STATED PROBLEM:
How many of the lines below include "JSON"? Give the number and no other words.

GIVEN DATA:

START

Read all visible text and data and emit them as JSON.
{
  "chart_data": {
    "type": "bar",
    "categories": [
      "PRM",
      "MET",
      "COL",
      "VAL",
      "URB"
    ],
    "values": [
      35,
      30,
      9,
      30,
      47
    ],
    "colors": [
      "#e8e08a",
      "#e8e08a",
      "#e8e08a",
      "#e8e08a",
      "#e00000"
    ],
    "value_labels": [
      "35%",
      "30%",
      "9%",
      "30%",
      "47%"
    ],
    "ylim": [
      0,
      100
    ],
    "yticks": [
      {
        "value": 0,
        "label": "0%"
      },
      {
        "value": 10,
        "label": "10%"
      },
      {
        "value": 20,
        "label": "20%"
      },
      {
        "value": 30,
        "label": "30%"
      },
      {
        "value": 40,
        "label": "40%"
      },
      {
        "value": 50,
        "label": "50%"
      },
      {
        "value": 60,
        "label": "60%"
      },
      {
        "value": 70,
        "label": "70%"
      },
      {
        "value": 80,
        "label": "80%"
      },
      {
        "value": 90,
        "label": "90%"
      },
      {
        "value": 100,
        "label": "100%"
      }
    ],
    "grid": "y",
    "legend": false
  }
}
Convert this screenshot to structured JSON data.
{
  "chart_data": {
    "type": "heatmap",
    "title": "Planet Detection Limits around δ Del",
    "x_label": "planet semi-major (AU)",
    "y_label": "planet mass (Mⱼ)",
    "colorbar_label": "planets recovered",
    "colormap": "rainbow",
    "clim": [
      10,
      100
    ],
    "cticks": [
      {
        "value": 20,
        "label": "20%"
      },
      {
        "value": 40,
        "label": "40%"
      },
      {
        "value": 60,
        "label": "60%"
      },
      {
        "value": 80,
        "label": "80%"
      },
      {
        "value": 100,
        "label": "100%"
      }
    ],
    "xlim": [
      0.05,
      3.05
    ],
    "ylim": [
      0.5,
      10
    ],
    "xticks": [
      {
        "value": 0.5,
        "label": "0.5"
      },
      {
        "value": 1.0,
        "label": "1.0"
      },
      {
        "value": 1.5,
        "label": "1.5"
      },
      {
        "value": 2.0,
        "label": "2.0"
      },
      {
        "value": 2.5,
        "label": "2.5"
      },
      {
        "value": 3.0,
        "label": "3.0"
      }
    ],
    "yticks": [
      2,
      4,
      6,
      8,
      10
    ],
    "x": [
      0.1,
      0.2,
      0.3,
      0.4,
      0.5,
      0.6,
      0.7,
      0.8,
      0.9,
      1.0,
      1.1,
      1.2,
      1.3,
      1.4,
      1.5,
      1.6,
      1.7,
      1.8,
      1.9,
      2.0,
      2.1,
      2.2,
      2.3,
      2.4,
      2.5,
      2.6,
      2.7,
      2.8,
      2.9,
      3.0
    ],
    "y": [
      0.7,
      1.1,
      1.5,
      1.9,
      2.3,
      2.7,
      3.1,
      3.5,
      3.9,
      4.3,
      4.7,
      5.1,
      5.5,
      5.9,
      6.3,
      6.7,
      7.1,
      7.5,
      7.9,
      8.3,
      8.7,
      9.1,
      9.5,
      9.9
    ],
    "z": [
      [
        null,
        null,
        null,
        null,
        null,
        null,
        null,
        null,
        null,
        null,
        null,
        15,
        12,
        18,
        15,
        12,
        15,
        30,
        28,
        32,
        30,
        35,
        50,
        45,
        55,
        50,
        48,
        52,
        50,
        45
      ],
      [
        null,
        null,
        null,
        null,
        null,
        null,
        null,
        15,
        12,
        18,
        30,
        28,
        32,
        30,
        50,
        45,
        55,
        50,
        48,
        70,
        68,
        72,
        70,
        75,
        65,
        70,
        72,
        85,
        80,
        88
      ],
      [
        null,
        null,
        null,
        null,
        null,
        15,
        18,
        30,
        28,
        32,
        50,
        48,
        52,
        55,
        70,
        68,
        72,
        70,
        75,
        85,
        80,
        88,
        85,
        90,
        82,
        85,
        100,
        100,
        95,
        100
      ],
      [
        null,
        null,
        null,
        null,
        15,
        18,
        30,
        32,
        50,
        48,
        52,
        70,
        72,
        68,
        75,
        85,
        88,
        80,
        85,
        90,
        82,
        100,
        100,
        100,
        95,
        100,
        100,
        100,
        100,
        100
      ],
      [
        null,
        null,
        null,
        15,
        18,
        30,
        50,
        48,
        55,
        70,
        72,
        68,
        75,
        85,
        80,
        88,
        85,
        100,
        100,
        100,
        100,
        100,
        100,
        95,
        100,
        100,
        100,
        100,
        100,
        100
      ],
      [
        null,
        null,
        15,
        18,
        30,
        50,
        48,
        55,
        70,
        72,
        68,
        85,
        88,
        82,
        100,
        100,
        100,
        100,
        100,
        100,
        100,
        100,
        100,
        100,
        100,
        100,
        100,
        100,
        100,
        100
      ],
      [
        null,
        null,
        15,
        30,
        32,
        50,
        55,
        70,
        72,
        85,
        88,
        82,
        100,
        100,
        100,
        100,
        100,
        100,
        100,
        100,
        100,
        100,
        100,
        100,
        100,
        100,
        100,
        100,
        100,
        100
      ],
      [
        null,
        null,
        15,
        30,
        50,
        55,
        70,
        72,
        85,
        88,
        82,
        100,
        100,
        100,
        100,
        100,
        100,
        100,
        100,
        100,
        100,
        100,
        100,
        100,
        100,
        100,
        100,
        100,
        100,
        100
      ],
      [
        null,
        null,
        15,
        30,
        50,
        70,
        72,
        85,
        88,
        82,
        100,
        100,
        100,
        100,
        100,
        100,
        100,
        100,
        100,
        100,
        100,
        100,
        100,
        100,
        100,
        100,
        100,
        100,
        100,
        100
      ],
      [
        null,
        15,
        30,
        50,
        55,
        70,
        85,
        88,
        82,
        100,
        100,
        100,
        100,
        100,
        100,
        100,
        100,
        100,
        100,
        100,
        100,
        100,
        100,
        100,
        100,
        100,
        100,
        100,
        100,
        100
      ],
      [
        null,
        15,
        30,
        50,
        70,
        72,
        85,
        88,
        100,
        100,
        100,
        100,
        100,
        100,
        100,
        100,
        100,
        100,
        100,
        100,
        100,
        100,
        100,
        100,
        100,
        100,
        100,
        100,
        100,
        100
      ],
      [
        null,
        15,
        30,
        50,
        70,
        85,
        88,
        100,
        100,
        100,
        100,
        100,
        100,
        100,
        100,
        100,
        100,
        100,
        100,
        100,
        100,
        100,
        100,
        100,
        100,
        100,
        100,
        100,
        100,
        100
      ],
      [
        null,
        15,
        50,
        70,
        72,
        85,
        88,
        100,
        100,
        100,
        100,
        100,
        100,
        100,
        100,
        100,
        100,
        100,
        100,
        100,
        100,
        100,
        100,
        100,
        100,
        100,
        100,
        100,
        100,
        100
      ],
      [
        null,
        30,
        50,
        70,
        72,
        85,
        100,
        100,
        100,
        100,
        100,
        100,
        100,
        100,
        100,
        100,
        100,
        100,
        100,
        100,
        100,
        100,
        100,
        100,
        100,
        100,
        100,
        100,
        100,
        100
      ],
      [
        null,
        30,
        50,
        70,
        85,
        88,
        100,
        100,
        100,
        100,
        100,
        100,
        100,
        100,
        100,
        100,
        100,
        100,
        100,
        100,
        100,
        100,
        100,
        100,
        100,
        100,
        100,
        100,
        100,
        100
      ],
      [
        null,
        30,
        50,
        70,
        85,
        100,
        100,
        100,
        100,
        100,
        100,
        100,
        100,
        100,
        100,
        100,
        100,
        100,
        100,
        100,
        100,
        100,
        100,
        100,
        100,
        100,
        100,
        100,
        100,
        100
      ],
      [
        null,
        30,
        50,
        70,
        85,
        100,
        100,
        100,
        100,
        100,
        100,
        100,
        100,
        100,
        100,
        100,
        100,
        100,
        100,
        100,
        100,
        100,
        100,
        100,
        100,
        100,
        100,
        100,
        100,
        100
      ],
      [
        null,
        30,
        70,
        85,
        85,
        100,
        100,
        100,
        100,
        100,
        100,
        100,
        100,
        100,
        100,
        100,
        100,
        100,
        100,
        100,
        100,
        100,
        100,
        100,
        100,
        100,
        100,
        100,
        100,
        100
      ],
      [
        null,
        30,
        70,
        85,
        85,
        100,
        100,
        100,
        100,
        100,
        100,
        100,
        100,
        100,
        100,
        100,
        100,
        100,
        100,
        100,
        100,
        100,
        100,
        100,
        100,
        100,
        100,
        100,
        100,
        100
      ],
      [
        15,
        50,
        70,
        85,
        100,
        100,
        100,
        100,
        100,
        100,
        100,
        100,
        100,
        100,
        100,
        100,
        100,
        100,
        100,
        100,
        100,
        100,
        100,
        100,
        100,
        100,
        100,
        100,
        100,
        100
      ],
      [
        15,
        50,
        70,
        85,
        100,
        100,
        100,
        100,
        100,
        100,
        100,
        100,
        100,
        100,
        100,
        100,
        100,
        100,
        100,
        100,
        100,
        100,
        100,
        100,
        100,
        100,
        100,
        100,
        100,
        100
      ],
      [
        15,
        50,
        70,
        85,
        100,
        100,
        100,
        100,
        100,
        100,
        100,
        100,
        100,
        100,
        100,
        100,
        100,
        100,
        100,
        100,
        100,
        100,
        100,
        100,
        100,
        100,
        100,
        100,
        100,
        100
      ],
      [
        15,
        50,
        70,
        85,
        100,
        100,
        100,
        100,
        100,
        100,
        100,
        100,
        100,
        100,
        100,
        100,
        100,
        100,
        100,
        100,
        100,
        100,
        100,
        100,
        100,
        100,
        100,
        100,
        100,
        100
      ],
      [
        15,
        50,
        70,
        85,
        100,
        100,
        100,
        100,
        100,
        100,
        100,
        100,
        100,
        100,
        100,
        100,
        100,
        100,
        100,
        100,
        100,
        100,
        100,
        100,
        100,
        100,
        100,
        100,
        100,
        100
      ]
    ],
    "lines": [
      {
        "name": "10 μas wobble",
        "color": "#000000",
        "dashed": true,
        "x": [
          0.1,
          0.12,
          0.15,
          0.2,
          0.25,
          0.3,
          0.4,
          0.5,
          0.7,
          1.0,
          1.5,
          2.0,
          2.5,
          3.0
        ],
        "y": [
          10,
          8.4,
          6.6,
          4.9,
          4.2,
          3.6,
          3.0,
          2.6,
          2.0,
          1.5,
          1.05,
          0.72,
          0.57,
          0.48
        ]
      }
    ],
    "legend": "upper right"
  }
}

END

TASK SOLUTION:
2